[What the task asks]: Extract each line in the records that contains the string "badge", treating uppercase and lowercase as different.

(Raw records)
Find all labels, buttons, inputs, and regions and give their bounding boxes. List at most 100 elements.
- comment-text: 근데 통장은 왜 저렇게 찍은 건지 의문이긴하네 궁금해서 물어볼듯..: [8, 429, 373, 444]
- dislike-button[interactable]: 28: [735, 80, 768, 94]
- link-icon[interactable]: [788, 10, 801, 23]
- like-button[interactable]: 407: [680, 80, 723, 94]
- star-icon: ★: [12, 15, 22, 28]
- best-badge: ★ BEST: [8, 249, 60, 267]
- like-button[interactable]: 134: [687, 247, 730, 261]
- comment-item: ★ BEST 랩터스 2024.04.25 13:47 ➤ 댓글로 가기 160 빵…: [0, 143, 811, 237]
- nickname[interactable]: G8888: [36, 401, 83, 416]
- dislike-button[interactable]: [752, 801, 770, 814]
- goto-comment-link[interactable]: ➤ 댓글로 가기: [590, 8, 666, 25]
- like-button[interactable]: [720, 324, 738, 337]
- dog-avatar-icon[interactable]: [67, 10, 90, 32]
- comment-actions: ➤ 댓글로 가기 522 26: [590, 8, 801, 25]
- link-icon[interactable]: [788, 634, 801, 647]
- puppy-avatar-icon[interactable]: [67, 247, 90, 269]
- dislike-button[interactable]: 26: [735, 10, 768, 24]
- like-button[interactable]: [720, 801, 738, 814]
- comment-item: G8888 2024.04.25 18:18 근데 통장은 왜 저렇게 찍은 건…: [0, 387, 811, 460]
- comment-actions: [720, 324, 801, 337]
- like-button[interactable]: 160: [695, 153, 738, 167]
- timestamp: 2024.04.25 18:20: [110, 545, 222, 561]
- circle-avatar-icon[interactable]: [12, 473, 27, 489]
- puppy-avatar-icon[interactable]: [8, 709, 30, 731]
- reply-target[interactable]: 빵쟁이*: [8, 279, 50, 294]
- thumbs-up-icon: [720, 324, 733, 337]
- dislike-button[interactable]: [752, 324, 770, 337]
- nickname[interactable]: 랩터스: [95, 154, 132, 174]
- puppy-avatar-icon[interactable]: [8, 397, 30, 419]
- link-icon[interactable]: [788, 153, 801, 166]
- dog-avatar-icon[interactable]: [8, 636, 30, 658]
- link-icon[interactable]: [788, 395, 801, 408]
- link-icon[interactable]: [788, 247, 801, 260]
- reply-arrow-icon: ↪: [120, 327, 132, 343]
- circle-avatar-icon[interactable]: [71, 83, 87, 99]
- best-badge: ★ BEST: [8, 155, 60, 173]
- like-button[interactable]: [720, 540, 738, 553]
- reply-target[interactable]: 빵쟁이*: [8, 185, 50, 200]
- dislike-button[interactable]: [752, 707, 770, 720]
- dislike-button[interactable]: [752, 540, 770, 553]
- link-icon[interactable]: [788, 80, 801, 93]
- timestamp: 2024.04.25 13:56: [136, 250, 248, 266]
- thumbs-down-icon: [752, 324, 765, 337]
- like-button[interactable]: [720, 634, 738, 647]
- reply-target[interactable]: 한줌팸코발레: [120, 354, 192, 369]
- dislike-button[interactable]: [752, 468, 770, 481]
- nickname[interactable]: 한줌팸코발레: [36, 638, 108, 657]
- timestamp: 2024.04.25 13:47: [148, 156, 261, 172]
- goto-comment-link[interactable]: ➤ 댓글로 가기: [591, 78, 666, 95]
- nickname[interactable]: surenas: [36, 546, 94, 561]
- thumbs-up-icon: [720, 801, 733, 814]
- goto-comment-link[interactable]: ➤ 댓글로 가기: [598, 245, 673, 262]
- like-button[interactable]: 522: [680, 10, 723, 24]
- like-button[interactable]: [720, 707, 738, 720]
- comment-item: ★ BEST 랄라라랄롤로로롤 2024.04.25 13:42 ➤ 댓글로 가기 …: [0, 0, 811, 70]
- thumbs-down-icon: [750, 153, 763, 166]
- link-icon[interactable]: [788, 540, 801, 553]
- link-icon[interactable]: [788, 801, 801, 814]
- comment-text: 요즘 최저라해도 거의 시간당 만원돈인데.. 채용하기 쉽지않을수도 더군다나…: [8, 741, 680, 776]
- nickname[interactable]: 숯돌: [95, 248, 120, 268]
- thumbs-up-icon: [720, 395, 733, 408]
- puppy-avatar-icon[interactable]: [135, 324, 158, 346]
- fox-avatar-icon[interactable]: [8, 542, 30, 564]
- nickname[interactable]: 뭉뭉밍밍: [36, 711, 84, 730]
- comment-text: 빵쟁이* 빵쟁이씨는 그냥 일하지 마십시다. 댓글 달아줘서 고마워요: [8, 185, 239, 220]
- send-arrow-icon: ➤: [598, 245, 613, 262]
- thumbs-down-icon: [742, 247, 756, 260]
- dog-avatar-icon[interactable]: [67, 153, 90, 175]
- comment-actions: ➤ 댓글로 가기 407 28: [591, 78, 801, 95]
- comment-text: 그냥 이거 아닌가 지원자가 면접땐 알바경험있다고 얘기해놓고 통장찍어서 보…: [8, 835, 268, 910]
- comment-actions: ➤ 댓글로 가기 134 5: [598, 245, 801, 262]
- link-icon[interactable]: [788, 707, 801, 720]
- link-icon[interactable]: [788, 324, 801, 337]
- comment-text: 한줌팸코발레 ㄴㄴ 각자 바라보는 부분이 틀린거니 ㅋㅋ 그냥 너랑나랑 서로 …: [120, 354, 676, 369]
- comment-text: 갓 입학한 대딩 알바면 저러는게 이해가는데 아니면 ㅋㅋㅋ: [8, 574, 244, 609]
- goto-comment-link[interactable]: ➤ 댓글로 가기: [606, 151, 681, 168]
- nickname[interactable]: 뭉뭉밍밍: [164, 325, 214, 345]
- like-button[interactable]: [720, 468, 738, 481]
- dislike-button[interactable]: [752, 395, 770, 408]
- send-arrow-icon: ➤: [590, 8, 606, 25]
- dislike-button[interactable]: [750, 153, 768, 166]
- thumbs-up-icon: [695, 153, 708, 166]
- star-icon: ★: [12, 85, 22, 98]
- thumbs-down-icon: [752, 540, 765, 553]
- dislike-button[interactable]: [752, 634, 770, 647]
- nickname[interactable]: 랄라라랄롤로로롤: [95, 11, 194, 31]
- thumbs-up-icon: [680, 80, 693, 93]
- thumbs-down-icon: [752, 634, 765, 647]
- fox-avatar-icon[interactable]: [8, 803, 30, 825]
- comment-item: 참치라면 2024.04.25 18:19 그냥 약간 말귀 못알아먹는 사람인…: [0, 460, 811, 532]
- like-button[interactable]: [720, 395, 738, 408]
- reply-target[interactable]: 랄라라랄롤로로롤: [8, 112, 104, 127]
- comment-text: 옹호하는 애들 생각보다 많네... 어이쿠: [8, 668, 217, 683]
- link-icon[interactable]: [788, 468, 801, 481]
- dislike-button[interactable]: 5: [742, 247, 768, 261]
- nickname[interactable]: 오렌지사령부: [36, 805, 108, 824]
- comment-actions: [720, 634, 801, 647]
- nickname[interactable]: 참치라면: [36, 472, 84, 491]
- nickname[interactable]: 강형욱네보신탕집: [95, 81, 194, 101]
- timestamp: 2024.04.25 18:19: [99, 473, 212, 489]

[Solution to this exercise]:
- best-badge: ★ BEST: [8, 249, 60, 267]
- best-badge: ★ BEST: [8, 155, 60, 173]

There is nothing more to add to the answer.